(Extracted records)
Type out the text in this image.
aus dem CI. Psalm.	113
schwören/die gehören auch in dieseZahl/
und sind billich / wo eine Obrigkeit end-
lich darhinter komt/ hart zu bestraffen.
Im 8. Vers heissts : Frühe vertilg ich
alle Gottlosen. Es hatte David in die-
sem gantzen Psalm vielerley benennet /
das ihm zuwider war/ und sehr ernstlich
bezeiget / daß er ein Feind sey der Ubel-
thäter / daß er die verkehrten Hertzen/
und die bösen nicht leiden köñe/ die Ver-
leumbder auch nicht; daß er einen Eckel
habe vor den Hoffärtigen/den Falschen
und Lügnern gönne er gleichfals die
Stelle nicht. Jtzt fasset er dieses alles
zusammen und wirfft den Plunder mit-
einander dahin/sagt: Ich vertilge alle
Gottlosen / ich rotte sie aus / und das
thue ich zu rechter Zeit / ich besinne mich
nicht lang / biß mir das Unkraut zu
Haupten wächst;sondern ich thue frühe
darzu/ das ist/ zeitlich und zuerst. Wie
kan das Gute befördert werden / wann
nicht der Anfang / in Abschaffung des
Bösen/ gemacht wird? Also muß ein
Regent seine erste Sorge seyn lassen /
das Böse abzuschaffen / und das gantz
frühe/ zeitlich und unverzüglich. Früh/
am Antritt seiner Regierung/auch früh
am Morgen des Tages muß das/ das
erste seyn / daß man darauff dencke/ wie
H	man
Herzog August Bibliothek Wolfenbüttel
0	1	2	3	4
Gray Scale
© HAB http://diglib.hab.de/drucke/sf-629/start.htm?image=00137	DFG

* _Exercise brief_: Exactly as they are written, print the entries again.

* _Task solution_:
Type out the text in this image.
aus dem CI. Psalm.	113
schwören/die gehören auch in dieseZahl/
und sind billich / wo eine Obrigkeit end-
lich darhinter komt/ hart zu bestraffen.
Im 8. Vers heissts : Frühe vertilg ich
alle Gottlosen. Es hatte David in die-
sem gantzen Psalm vielerley benennet /
das ihm zuwider war/ und sehr ernstlich
bezeiget / daß er ein Feind sey der Ubel-
thäter / daß er die verkehrten Hertzen/
und die bösen nicht leiden köñe/ die Ver-
leumbder auch nicht; daß er einen Eckel
habe vor den Hoffärtigen/den Falschen
und Lügnern gönne er gleichfals die
Stelle nicht. Jtzt fasset er dieses alles
zusammen und wirfft den Plunder mit-
einander dahin/sagt: Ich vertilge alle
Gottlosen / ich rotte sie aus / und das
thue ich zu rechter Zeit / ich besinne mich
nicht lang / biß mir das Unkraut zu
Haupten wächst;sondern ich thue frühe
darzu/ das ist/ zeitlich und zuerst. Wie
kan das Gute befördert werden / wann
nicht der Anfang / in Abschaffung des
Bösen/ gemacht wird? Also muß ein
Regent seine erste Sorge seyn lassen /
das Böse abzuschaffen / und das gantz
frühe/ zeitlich und unverzüglich. Früh/
am Antritt seiner Regierung/auch früh
am Morgen des Tages muß das/ das
erste seyn / daß man darauff dencke/ wie
H	man
Herzog August Bibliothek Wolfenbüttel
0	1	2	3	4
Gray Scale
© HAB http://diglib.hab.de/drucke/sf-629/start.htm?image=00137	DFG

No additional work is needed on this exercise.